• Your goal:
Set down each entry from the block beneath, exactly as written.

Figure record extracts
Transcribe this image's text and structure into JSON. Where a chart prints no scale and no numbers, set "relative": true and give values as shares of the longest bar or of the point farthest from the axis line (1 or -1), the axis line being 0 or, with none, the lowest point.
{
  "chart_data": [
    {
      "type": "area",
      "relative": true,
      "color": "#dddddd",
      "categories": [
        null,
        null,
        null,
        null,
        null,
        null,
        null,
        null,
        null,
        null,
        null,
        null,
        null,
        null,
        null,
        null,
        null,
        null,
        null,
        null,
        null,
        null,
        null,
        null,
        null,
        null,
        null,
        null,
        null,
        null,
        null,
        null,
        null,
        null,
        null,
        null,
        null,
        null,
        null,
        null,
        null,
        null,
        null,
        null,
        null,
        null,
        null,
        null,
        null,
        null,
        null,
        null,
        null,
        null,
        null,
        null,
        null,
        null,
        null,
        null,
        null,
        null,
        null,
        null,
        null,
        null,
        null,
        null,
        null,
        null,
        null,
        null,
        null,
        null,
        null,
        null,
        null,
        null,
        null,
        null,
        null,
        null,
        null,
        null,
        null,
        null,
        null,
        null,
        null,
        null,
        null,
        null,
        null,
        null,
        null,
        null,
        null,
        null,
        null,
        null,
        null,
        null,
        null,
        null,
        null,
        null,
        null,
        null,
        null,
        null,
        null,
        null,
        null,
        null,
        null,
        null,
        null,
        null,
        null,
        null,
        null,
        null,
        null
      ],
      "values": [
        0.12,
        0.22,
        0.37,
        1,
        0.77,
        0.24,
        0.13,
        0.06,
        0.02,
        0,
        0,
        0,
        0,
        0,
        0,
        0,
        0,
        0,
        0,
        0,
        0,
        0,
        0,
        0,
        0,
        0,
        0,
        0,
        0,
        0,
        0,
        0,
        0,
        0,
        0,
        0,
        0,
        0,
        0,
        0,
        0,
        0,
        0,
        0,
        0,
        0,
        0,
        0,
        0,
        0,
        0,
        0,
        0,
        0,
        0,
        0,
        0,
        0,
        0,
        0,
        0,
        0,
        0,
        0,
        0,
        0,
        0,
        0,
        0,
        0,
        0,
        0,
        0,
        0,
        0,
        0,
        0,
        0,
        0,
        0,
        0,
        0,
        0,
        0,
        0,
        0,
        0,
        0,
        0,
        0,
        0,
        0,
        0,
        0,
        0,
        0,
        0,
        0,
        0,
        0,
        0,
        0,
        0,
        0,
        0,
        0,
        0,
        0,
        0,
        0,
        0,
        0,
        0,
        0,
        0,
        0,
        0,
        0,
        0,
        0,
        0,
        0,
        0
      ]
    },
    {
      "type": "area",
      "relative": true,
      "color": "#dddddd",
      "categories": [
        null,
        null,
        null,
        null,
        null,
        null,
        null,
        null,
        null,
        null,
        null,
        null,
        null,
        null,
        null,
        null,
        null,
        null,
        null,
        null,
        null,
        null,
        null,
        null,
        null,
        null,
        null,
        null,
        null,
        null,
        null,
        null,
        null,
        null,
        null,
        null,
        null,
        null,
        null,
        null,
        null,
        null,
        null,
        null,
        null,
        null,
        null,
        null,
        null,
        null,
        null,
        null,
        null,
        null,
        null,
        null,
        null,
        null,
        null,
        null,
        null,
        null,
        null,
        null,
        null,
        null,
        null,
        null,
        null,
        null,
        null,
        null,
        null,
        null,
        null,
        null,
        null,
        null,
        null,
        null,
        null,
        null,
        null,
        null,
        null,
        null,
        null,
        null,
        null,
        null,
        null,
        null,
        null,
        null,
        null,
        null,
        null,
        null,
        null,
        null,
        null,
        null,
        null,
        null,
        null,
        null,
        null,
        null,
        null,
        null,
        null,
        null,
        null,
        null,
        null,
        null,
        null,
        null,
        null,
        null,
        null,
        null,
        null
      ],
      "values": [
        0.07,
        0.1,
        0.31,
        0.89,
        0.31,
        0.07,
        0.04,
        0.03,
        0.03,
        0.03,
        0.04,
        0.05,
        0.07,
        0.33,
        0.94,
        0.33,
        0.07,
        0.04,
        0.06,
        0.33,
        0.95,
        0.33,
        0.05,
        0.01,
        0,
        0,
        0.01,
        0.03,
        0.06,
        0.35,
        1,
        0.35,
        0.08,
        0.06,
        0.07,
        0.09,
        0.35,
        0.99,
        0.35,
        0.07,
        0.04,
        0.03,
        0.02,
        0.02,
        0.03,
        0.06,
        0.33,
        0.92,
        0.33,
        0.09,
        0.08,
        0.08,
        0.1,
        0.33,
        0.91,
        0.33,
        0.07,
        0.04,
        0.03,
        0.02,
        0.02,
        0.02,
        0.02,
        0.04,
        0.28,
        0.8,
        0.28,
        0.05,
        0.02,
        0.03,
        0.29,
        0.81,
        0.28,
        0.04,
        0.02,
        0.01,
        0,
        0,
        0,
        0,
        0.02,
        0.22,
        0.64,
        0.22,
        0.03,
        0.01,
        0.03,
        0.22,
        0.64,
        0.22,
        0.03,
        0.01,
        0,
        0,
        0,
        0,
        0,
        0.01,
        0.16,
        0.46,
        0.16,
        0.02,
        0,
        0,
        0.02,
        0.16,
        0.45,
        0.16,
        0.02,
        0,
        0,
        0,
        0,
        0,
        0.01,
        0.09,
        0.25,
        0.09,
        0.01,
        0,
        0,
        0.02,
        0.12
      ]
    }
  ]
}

• Solution to this task:
Transcribe this image's text and structure into JSON. Where a chart prints no scale and no numbers, set "relative": true and give values as shares of the longest bar or of the point farthest from the axis line (1 or -1), the axis line being 0 or, with none, the lowest point.
{
  "chart_data": [
    {
      "type": "area",
      "relative": true,
      "color": "#dddddd",
      "categories": [
        null,
        null,
        null,
        null,
        null,
        null,
        null,
        null,
        null,
        null,
        null,
        null,
        null,
        null,
        null,
        null,
        null,
        null,
        null,
        null,
        null,
        null,
        null,
        null,
        null,
        null,
        null,
        null,
        null,
        null,
        null,
        null,
        null,
        null,
        null,
        null,
        null,
        null,
        null,
        null,
        null,
        null,
        null,
        null,
        null,
        null,
        null,
        null,
        null,
        null,
        null,
        null,
        null,
        null,
        null,
        null,
        null,
        null,
        null,
        null,
        null,
        null,
        null,
        null,
        null,
        null,
        null,
        null,
        null,
        null,
        null,
        null,
        null,
        null,
        null,
        null,
        null,
        null,
        null,
        null,
        null,
        null,
        null,
        null,
        null,
        null,
        null,
        null,
        null,
        null,
        null,
        null,
        null,
        null,
        null,
        null,
        null,
        null,
        null,
        null,
        null,
        null,
        null,
        null,
        null,
        null,
        null,
        null,
        null,
        null,
        null,
        null,
        null,
        null,
        null,
        null,
        null,
        null,
        null,
        null,
        null,
        null,
        null
      ],
      "values": [
        0.12,
        0.22,
        0.37,
        1,
        0.77,
        0.24,
        0.13,
        0.06,
        0.02,
        0,
        0,
        0,
        0,
        0,
        0,
        0,
        0,
        0,
        0,
        0,
        0,
        0,
        0,
        0,
        0,
        0,
        0,
        0,
        0,
        0,
        0,
        0,
        0,
        0,
        0,
        0,
        0,
        0,
        0,
        0,
        0,
        0,
        0,
        0,
        0,
        0,
        0,
        0,
        0,
        0,
        0,
        0,
        0,
        0,
        0,
        0,
        0,
        0,
        0,
        0,
        0,
        0,
        0,
        0,
        0,
        0,
        0,
        0,
        0,
        0,
        0,
        0,
        0,
        0,
        0,
        0,
        0,
        0,
        0,
        0,
        0,
        0,
        0,
        0,
        0,
        0,
        0,
        0,
        0,
        0,
        0,
        0,
        0,
        0,
        0,
        0,
        0,
        0,
        0,
        0,
        0,
        0,
        0,
        0,
        0,
        0,
        0,
        0,
        0,
        0,
        0,
        0,
        0,
        0,
        0,
        0,
        0,
        0,
        0,
        0,
        0,
        0,
        0
      ]
    },
    {
      "type": "area",
      "relative": true,
      "color": "#dddddd",
      "categories": [
        null,
        null,
        null,
        null,
        null,
        null,
        null,
        null,
        null,
        null,
        null,
        null,
        null,
        null,
        null,
        null,
        null,
        null,
        null,
        null,
        null,
        null,
        null,
        null,
        null,
        null,
        null,
        null,
        null,
        null,
        null,
        null,
        null,
        null,
        null,
        null,
        null,
        null,
        null,
        null,
        null,
        null,
        null,
        null,
        null,
        null,
        null,
        null,
        null,
        null,
        null,
        null,
        null,
        null,
        null,
        null,
        null,
        null,
        null,
        null,
        null,
        null,
        null,
        null,
        null,
        null,
        null,
        null,
        null,
        null,
        null,
        null,
        null,
        null,
        null,
        null,
        null,
        null,
        null,
        null,
        null,
        null,
        null,
        null,
        null,
        null,
        null,
        null,
        null,
        null,
        null,
        null,
        null,
        null,
        null,
        null,
        null,
        null,
        null,
        null,
        null,
        null,
        null,
        null,
        null,
        null,
        null,
        null,
        null,
        null,
        null,
        null,
        null,
        null,
        null,
        null,
        null,
        null,
        null,
        null,
        null,
        null,
        null
      ],
      "values": [
        0.07,
        0.1,
        0.31,
        0.89,
        0.31,
        0.07,
        0.04,
        0.03,
        0.03,
        0.03,
        0.04,
        0.05,
        0.07,
        0.33,
        0.94,
        0.33,
        0.07,
        0.04,
        0.06,
        0.33,
        0.95,
        0.33,
        0.05,
        0.01,
        0,
        0,
        0.01,
        0.03,
        0.06,
        0.35,
        1,
        0.35,
        0.08,
        0.06,
        0.07,
        0.09,
        0.35,
        0.99,
        0.35,
        0.07,
        0.04,
        0.03,
        0.02,
        0.02,
        0.03,
        0.06,
        0.33,
        0.92,
        0.33,
        0.09,
        0.08,
        0.08,
        0.1,
        0.33,
        0.91,
        0.33,
        0.07,
        0.04,
        0.03,
        0.02,
        0.02,
        0.02,
        0.02,
        0.04,
        0.28,
        0.8,
        0.28,
        0.05,
        0.02,
        0.03,
        0.29,
        0.81,
        0.28,
        0.04,
        0.02,
        0.01,
        0,
        0,
        0,
        0,
        0.02,
        0.22,
        0.64,
        0.22,
        0.03,
        0.01,
        0.03,
        0.22,
        0.64,
        0.22,
        0.03,
        0.01,
        0,
        0,
        0,
        0,
        0,
        0.01,
        0.16,
        0.46,
        0.16,
        0.02,
        0,
        0,
        0.02,
        0.16,
        0.45,
        0.16,
        0.02,
        0,
        0,
        0,
        0,
        0,
        0.01,
        0.09,
        0.25,
        0.09,
        0.01,
        0,
        0,
        0.02,
        0.12
      ]
    }
  ]
}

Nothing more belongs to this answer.